[Work instructions] Skip the pictures. Reproduce all other material exactly.

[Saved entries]

* * * * * * *

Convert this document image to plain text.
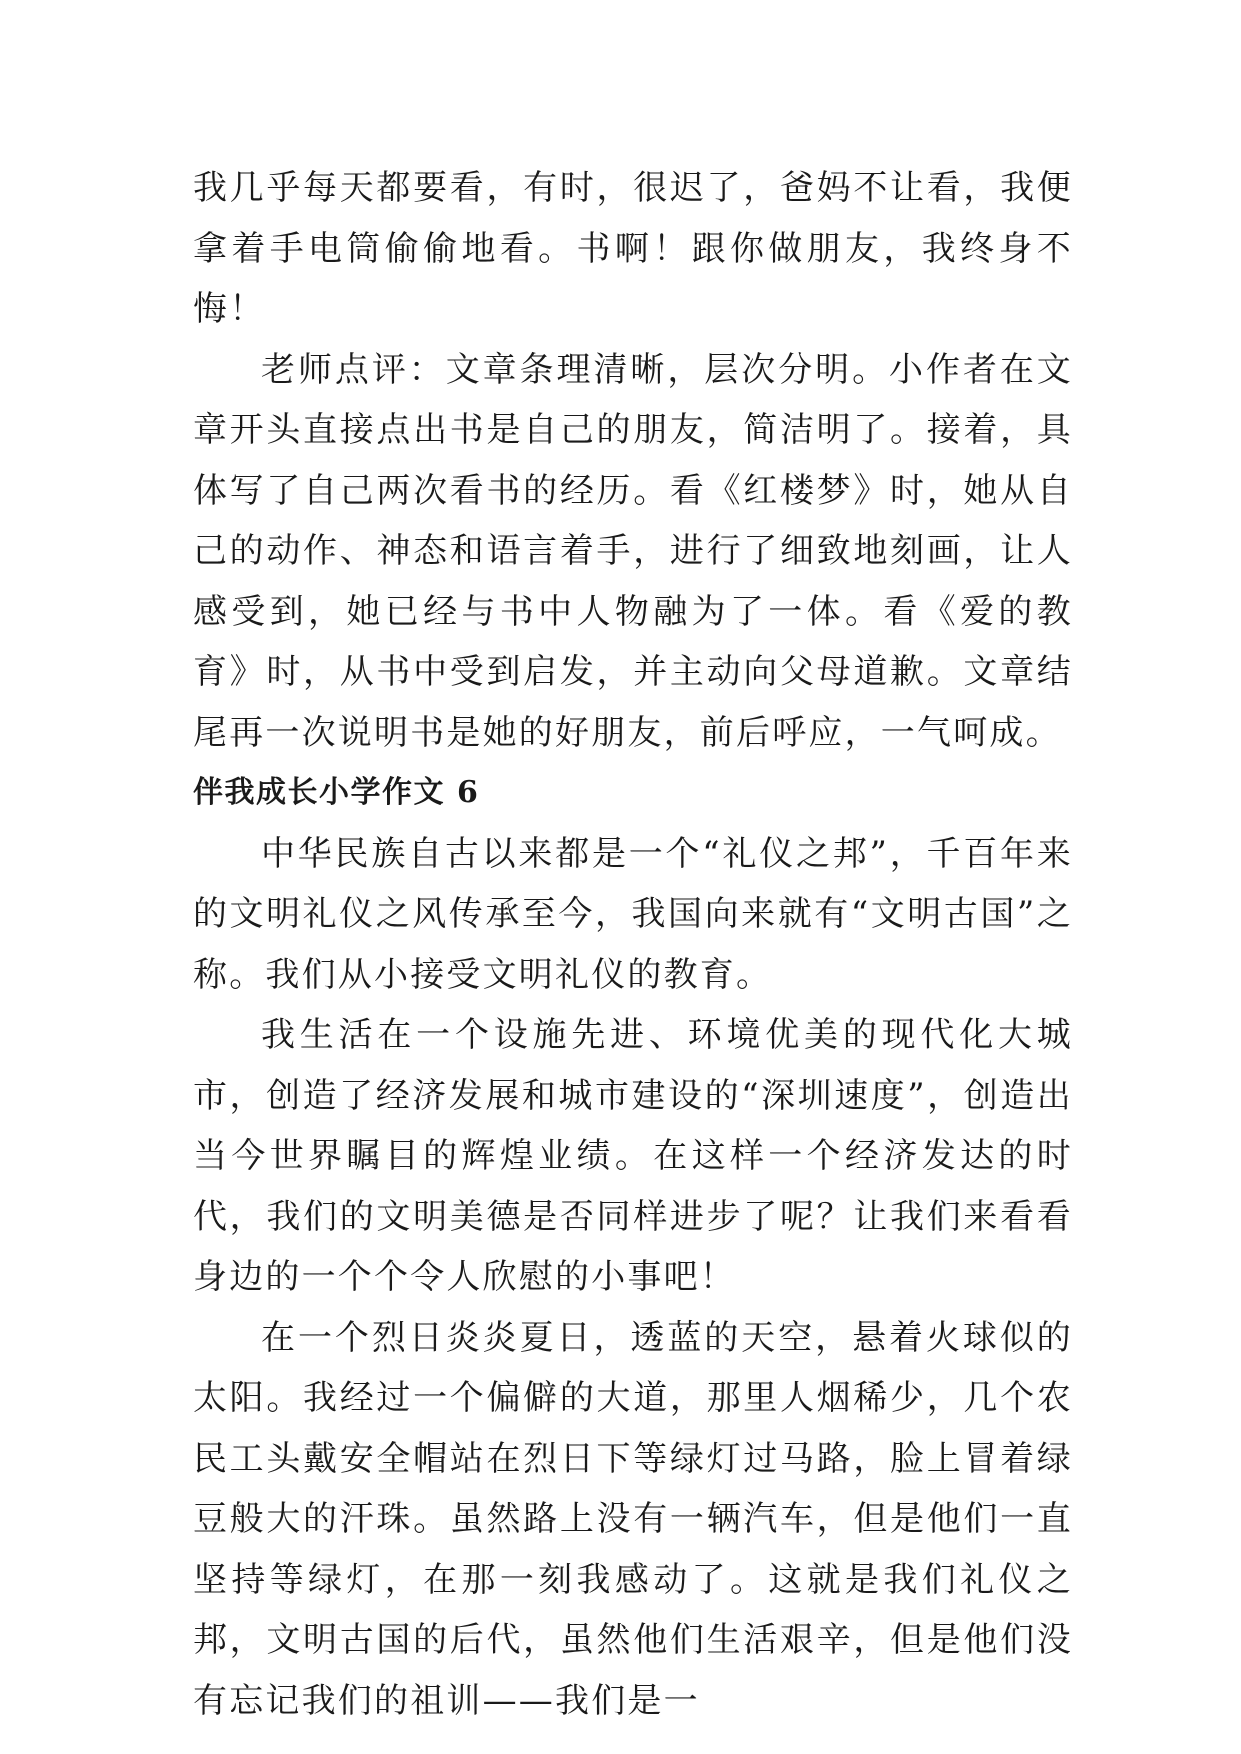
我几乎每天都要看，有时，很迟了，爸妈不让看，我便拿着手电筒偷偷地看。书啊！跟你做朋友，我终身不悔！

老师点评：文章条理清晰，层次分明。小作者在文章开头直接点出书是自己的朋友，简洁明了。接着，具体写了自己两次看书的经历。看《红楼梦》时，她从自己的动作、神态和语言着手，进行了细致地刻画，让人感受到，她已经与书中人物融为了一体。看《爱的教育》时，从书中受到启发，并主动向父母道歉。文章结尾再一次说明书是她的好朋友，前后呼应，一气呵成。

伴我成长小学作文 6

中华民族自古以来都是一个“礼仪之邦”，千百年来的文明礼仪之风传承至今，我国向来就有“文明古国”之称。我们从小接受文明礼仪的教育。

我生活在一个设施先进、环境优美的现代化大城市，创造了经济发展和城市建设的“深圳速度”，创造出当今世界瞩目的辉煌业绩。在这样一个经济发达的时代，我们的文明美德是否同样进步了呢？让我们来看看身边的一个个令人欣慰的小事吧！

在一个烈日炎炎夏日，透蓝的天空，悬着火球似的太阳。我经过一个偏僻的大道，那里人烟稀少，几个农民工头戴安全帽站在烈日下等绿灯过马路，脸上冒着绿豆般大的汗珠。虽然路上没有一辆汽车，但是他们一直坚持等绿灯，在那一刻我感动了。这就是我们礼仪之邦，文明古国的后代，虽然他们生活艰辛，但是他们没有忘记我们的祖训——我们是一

* * * * * * *

[Result for this task]
Convert this document image to plain text.
我几乎每天都要看，有时，很迟了，爸妈不让看，我便拿着手电筒偷偷地看。书啊！跟你做朋友，我终身不悔！

老师点评：文章条理清晰，层次分明。小作者在文章开头直接点出书是自己的朋友，简洁明了。接着，具体写了自己两次看书的经历。看《红楼梦》时，她从自己的动作、神态和语言着手，进行了细致地刻画，让人感受到，她已经与书中人物融为了一体。看《爱的教育》时，从书中受到启发，并主动向父母道歉。文章结尾再一次说明书是她的好朋友，前后呼应，一气呵成。

伴我成长小学作文 6

中华民族自古以来都是一个“礼仪之邦”，千百年来的文明礼仪之风传承至今，我国向来就有“文明古国”之称。我们从小接受文明礼仪的教育。

我生活在一个设施先进、环境优美的现代化大城市，创造了经济发展和城市建设的“深圳速度”，创造出当今世界瞩目的辉煌业绩。在这样一个经济发达的时代，我们的文明美德是否同样进步了呢？让我们来看看身边的一个个令人欣慰的小事吧！

在一个烈日炎炎夏日，透蓝的天空，悬着火球似的太阳。我经过一个偏僻的大道，那里人烟稀少，几个农民工头戴安全帽站在烈日下等绿灯过马路，脸上冒着绿豆般大的汗珠。虽然路上没有一辆汽车，但是他们一直坚持等绿灯，在那一刻我感动了。这就是我们礼仪之邦，文明古国的后代，虽然他们生活艰辛，但是他们没有忘记我们的祖训——我们是一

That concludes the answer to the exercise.